(Dataset entries on figures)
****************************************

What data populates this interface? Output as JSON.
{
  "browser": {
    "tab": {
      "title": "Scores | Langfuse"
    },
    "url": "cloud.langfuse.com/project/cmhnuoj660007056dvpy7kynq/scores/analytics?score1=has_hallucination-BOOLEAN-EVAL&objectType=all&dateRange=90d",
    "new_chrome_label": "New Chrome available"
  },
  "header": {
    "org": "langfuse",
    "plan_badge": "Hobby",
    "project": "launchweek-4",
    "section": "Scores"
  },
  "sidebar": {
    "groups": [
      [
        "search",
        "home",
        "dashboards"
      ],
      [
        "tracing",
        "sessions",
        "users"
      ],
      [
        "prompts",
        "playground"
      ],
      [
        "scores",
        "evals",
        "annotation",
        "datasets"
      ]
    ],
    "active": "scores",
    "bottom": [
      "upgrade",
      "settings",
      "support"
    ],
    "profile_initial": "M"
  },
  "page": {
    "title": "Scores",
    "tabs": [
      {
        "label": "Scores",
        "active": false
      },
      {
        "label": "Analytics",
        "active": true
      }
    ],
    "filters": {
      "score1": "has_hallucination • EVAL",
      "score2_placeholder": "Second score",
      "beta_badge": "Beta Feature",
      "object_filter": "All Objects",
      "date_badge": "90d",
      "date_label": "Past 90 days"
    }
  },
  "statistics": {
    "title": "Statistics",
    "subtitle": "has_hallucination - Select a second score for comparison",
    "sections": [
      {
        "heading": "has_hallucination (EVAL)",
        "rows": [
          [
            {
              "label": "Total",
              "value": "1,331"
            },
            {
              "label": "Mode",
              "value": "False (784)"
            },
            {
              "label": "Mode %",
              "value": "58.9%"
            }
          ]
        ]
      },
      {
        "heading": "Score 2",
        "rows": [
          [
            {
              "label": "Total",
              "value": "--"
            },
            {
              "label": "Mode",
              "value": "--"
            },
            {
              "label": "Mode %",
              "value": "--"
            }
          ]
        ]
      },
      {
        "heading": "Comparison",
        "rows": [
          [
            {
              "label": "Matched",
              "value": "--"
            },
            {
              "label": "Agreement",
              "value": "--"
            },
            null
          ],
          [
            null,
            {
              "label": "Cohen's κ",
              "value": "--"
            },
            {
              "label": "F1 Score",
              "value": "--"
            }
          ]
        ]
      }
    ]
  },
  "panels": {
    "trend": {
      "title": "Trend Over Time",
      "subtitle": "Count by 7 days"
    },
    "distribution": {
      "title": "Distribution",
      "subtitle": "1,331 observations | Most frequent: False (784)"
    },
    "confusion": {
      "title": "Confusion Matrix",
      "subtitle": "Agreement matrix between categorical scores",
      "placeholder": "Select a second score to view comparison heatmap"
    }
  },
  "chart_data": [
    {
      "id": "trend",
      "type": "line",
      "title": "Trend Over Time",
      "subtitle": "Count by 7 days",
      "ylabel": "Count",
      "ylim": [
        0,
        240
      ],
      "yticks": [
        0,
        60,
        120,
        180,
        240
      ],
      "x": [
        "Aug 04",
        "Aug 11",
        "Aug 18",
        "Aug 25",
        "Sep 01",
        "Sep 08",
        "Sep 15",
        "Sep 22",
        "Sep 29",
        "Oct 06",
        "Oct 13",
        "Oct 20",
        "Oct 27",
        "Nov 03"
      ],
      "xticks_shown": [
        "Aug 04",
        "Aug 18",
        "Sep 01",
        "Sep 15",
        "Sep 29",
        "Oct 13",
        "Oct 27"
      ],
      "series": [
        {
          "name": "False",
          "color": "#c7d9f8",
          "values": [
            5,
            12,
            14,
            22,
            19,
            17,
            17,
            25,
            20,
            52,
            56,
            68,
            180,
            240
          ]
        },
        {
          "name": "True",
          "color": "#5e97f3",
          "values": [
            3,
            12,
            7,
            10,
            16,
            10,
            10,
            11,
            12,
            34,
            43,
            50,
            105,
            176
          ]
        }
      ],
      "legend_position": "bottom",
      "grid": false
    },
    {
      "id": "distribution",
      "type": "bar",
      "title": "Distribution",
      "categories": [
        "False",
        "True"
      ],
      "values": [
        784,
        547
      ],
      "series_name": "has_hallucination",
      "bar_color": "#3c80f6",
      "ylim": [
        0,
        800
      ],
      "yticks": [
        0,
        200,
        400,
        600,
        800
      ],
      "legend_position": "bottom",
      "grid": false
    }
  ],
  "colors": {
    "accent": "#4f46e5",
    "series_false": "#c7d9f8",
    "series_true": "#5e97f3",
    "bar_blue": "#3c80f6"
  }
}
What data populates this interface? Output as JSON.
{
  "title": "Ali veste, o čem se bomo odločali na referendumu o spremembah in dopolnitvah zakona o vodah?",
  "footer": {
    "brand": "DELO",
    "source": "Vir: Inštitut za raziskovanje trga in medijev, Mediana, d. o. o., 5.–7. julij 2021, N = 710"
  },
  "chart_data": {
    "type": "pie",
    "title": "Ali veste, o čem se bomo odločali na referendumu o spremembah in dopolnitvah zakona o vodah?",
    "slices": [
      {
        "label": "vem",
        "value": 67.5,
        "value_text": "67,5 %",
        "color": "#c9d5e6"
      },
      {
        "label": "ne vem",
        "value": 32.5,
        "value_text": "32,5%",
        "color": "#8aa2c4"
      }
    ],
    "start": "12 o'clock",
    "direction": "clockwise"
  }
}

****************************************

* EXERCISE DIRECTIONS
Print all of the data exactly as it was given.

* SOLUTION FOR THIS TASK
What data populates this interface? Output as JSON.
{
  "browser": {
    "tab": {
      "title": "Scores | Langfuse"
    },
    "url": "cloud.langfuse.com/project/cmhnuoj660007056dvpy7kynq/scores/analytics?score1=has_hallucination-BOOLEAN-EVAL&objectType=all&dateRange=90d",
    "new_chrome_label": "New Chrome available"
  },
  "header": {
    "org": "langfuse",
    "plan_badge": "Hobby",
    "project": "launchweek-4",
    "section": "Scores"
  },
  "sidebar": {
    "groups": [
      [
        "search",
        "home",
        "dashboards"
      ],
      [
        "tracing",
        "sessions",
        "users"
      ],
      [
        "prompts",
        "playground"
      ],
      [
        "scores",
        "evals",
        "annotation",
        "datasets"
      ]
    ],
    "active": "scores",
    "bottom": [
      "upgrade",
      "settings",
      "support"
    ],
    "profile_initial": "M"
  },
  "page": {
    "title": "Scores",
    "tabs": [
      {
        "label": "Scores",
        "active": false
      },
      {
        "label": "Analytics",
        "active": true
      }
    ],
    "filters": {
      "score1": "has_hallucination • EVAL",
      "score2_placeholder": "Second score",
      "beta_badge": "Beta Feature",
      "object_filter": "All Objects",
      "date_badge": "90d",
      "date_label": "Past 90 days"
    }
  },
  "statistics": {
    "title": "Statistics",
    "subtitle": "has_hallucination - Select a second score for comparison",
    "sections": [
      {
        "heading": "has_hallucination (EVAL)",
        "rows": [
          [
            {
              "label": "Total",
              "value": "1,331"
            },
            {
              "label": "Mode",
              "value": "False (784)"
            },
            {
              "label": "Mode %",
              "value": "58.9%"
            }
          ]
        ]
      },
      {
        "heading": "Score 2",
        "rows": [
          [
            {
              "label": "Total",
              "value": "--"
            },
            {
              "label": "Mode",
              "value": "--"
            },
            {
              "label": "Mode %",
              "value": "--"
            }
          ]
        ]
      },
      {
        "heading": "Comparison",
        "rows": [
          [
            {
              "label": "Matched",
              "value": "--"
            },
            {
              "label": "Agreement",
              "value": "--"
            },
            null
          ],
          [
            null,
            {
              "label": "Cohen's κ",
              "value": "--"
            },
            {
              "label": "F1 Score",
              "value": "--"
            }
          ]
        ]
      }
    ]
  },
  "panels": {
    "trend": {
      "title": "Trend Over Time",
      "subtitle": "Count by 7 days"
    },
    "distribution": {
      "title": "Distribution",
      "subtitle": "1,331 observations | Most frequent: False (784)"
    },
    "confusion": {
      "title": "Confusion Matrix",
      "subtitle": "Agreement matrix between categorical scores",
      "placeholder": "Select a second score to view comparison heatmap"
    }
  },
  "chart_data": [
    {
      "id": "trend",
      "type": "line",
      "title": "Trend Over Time",
      "subtitle": "Count by 7 days",
      "ylabel": "Count",
      "ylim": [
        0,
        240
      ],
      "yticks": [
        0,
        60,
        120,
        180,
        240
      ],
      "x": [
        "Aug 04",
        "Aug 11",
        "Aug 18",
        "Aug 25",
        "Sep 01",
        "Sep 08",
        "Sep 15",
        "Sep 22",
        "Sep 29",
        "Oct 06",
        "Oct 13",
        "Oct 20",
        "Oct 27",
        "Nov 03"
      ],
      "xticks_shown": [
        "Aug 04",
        "Aug 18",
        "Sep 01",
        "Sep 15",
        "Sep 29",
        "Oct 13",
        "Oct 27"
      ],
      "series": [
        {
          "name": "False",
          "color": "#c7d9f8",
          "values": [
            5,
            12,
            14,
            22,
            19,
            17,
            17,
            25,
            20,
            52,
            56,
            68,
            180,
            240
          ]
        },
        {
          "name": "True",
          "color": "#5e97f3",
          "values": [
            3,
            12,
            7,
            10,
            16,
            10,
            10,
            11,
            12,
            34,
            43,
            50,
            105,
            176
          ]
        }
      ],
      "legend_position": "bottom",
      "grid": false
    },
    {
      "id": "distribution",
      "type": "bar",
      "title": "Distribution",
      "categories": [
        "False",
        "True"
      ],
      "values": [
        784,
        547
      ],
      "series_name": "has_hallucination",
      "bar_color": "#3c80f6",
      "ylim": [
        0,
        800
      ],
      "yticks": [
        0,
        200,
        400,
        600,
        800
      ],
      "legend_position": "bottom",
      "grid": false
    }
  ],
  "colors": {
    "accent": "#4f46e5",
    "series_false": "#c7d9f8",
    "series_true": "#5e97f3",
    "bar_blue": "#3c80f6"
  }
}
What data populates this interface? Output as JSON.
{
  "title": "Ali veste, o čem se bomo odločali na referendumu o spremembah in dopolnitvah zakona o vodah?",
  "footer": {
    "brand": "DELO",
    "source": "Vir: Inštitut za raziskovanje trga in medijev, Mediana, d. o. o., 5.–7. julij 2021, N = 710"
  },
  "chart_data": {
    "type": "pie",
    "title": "Ali veste, o čem se bomo odločali na referendumu o spremembah in dopolnitvah zakona o vodah?",
    "slices": [
      {
        "label": "vem",
        "value": 67.5,
        "value_text": "67,5 %",
        "color": "#c9d5e6"
      },
      {
        "label": "ne vem",
        "value": 32.5,
        "value_text": "32,5%",
        "color": "#8aa2c4"
      }
    ],
    "start": "12 o'clock",
    "direction": "clockwise"
  }
}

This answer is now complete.